▶ [What you should do]: From the listing that follows, extract every line and set it down unaltered.

▶ [Given information]:
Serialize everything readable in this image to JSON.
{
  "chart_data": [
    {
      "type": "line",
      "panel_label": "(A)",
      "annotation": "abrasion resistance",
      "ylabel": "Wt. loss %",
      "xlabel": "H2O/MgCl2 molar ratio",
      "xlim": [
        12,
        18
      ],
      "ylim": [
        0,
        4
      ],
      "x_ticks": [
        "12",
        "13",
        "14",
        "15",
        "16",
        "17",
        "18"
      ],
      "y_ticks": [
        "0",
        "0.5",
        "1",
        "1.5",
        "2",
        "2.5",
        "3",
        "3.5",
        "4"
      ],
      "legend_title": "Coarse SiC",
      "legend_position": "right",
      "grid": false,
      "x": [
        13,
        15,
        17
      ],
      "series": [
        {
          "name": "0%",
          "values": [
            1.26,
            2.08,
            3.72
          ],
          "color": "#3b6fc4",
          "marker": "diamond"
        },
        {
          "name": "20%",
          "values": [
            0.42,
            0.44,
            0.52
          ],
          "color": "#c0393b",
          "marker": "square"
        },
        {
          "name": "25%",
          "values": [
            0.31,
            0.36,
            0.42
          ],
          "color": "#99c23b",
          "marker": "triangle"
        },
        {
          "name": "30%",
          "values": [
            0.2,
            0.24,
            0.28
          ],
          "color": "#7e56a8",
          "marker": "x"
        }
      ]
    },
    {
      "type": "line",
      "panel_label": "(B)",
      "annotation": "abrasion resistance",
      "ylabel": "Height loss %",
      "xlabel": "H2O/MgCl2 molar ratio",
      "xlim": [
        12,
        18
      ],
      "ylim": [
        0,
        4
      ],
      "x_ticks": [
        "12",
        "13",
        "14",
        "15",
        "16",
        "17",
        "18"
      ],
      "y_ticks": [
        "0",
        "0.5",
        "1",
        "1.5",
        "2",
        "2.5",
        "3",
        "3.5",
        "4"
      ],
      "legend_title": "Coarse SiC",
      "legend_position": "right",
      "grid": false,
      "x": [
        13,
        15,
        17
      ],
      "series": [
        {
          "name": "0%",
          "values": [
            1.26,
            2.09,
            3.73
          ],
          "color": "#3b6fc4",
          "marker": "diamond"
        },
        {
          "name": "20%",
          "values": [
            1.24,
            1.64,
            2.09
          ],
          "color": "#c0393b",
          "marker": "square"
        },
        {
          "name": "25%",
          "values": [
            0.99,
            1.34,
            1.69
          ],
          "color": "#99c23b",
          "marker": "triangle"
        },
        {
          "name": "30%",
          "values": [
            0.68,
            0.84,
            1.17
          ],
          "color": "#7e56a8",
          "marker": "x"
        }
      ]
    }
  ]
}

▶ [Complete output]:
Serialize everything readable in this image to JSON.
{
  "chart_data": [
    {
      "type": "line",
      "panel_label": "(A)",
      "annotation": "abrasion resistance",
      "ylabel": "Wt. loss %",
      "xlabel": "H2O/MgCl2 molar ratio",
      "xlim": [
        12,
        18
      ],
      "ylim": [
        0,
        4
      ],
      "x_ticks": [
        "12",
        "13",
        "14",
        "15",
        "16",
        "17",
        "18"
      ],
      "y_ticks": [
        "0",
        "0.5",
        "1",
        "1.5",
        "2",
        "2.5",
        "3",
        "3.5",
        "4"
      ],
      "legend_title": "Coarse SiC",
      "legend_position": "right",
      "grid": false,
      "x": [
        13,
        15,
        17
      ],
      "series": [
        {
          "name": "0%",
          "values": [
            1.26,
            2.08,
            3.72
          ],
          "color": "#3b6fc4",
          "marker": "diamond"
        },
        {
          "name": "20%",
          "values": [
            0.42,
            0.44,
            0.52
          ],
          "color": "#c0393b",
          "marker": "square"
        },
        {
          "name": "25%",
          "values": [
            0.31,
            0.36,
            0.42
          ],
          "color": "#99c23b",
          "marker": "triangle"
        },
        {
          "name": "30%",
          "values": [
            0.2,
            0.24,
            0.28
          ],
          "color": "#7e56a8",
          "marker": "x"
        }
      ]
    },
    {
      "type": "line",
      "panel_label": "(B)",
      "annotation": "abrasion resistance",
      "ylabel": "Height loss %",
      "xlabel": "H2O/MgCl2 molar ratio",
      "xlim": [
        12,
        18
      ],
      "ylim": [
        0,
        4
      ],
      "x_ticks": [
        "12",
        "13",
        "14",
        "15",
        "16",
        "17",
        "18"
      ],
      "y_ticks": [
        "0",
        "0.5",
        "1",
        "1.5",
        "2",
        "2.5",
        "3",
        "3.5",
        "4"
      ],
      "legend_title": "Coarse SiC",
      "legend_position": "right",
      "grid": false,
      "x": [
        13,
        15,
        17
      ],
      "series": [
        {
          "name": "0%",
          "values": [
            1.26,
            2.09,
            3.73
          ],
          "color": "#3b6fc4",
          "marker": "diamond"
        },
        {
          "name": "20%",
          "values": [
            1.24,
            1.64,
            2.09
          ],
          "color": "#c0393b",
          "marker": "square"
        },
        {
          "name": "25%",
          "values": [
            0.99,
            1.34,
            1.69
          ],
          "color": "#99c23b",
          "marker": "triangle"
        },
        {
          "name": "30%",
          "values": [
            0.68,
            0.84,
            1.17
          ],
          "color": "#7e56a8",
          "marker": "x"
        }
      ]
    }
  ]
}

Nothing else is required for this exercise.